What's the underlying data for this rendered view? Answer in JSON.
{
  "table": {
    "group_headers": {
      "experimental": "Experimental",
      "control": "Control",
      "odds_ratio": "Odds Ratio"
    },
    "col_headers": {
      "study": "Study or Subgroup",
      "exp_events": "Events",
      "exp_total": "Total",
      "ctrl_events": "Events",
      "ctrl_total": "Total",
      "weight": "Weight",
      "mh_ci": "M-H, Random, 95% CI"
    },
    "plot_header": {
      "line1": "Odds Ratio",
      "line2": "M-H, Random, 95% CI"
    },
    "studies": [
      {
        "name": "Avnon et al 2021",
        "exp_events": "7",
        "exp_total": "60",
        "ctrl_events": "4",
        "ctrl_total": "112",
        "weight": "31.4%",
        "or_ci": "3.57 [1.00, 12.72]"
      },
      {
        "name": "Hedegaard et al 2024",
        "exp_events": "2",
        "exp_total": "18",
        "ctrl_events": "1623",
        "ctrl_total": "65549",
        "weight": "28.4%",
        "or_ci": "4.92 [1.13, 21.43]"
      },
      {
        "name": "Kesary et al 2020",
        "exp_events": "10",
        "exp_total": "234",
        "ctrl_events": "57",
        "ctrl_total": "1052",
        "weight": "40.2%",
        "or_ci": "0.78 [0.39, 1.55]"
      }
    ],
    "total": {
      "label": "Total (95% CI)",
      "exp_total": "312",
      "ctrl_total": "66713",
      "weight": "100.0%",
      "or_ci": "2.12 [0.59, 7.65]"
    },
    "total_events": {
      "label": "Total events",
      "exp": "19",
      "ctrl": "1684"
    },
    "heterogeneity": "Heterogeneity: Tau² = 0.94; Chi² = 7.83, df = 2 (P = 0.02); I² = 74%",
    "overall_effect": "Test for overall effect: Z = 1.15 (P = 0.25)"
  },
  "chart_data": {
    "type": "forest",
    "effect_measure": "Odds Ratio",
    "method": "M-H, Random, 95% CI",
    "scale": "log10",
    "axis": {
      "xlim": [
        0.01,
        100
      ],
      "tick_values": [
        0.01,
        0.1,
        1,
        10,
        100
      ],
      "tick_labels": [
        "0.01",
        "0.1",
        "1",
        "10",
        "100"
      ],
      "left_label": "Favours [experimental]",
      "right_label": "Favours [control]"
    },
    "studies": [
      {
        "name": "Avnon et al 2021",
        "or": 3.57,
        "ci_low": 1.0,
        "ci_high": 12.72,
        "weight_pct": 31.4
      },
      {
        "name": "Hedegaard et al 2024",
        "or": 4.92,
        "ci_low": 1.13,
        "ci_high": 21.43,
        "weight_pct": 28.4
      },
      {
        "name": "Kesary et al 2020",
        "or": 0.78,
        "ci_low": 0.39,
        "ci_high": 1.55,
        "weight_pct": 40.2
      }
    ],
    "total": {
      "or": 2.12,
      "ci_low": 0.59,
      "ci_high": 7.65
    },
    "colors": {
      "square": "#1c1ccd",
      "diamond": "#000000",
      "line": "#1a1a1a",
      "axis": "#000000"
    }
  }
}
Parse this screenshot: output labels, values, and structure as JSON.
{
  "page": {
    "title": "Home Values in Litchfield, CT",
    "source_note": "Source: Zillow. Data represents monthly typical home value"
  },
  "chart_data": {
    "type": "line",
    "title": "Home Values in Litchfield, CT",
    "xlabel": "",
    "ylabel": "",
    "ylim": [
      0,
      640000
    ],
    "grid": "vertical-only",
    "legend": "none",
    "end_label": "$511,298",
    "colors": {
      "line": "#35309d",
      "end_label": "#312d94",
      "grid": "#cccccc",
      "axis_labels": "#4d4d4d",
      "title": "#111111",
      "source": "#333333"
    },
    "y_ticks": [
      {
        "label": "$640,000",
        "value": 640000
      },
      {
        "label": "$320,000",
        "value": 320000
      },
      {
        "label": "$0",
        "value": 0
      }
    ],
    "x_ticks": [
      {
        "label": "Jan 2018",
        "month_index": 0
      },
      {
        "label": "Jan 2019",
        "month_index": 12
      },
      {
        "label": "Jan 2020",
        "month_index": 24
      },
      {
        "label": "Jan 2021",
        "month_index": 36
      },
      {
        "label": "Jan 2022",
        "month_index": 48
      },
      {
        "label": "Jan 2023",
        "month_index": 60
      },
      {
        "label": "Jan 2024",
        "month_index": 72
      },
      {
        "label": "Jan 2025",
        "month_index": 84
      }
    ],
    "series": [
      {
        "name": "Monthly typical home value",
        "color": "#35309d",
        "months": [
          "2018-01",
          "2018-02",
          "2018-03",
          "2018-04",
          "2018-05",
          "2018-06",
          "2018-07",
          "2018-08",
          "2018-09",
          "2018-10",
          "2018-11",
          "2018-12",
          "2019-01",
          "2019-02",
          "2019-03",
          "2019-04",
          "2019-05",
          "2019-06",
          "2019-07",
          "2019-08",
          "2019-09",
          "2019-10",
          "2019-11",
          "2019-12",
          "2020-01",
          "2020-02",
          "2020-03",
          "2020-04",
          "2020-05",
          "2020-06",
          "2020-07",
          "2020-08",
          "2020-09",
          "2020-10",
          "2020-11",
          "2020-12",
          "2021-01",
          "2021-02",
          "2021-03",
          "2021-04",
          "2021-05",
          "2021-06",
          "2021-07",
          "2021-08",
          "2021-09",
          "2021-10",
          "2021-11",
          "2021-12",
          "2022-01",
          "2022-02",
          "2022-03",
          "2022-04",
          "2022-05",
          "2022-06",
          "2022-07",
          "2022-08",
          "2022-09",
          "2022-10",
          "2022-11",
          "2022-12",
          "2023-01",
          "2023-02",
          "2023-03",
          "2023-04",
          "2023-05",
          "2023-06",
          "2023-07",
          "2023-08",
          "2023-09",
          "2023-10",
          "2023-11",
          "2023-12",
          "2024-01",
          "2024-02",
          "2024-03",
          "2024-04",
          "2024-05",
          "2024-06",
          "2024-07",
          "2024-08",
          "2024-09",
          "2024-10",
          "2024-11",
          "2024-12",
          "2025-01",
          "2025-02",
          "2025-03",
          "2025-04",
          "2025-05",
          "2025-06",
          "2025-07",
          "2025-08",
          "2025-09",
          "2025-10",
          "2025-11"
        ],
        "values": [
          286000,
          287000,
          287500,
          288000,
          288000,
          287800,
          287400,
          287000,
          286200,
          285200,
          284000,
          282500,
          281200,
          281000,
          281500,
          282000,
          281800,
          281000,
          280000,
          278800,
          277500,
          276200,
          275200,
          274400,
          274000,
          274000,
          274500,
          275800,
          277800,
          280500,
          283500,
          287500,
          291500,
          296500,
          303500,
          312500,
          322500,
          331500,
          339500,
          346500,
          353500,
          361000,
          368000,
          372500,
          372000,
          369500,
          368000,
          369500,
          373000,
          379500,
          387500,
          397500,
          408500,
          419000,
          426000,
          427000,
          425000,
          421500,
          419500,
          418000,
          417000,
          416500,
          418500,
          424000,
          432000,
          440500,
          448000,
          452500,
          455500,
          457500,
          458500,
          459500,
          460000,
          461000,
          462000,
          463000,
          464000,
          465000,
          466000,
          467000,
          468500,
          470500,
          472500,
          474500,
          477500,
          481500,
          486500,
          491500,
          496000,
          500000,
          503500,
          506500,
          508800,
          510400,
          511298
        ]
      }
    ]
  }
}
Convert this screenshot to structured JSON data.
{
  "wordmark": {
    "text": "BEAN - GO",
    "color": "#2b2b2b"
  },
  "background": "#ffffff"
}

....

Exercise task
Only the lines from the one containing "Convert this screenshot" to the end of the records should be repeated, exactly as they appear.

Task result
Convert this screenshot to structured JSON data.
{
  "wordmark": {
    "text": "BEAN - GO",
    "color": "#2b2b2b"
  },
  "background": "#ffffff"
}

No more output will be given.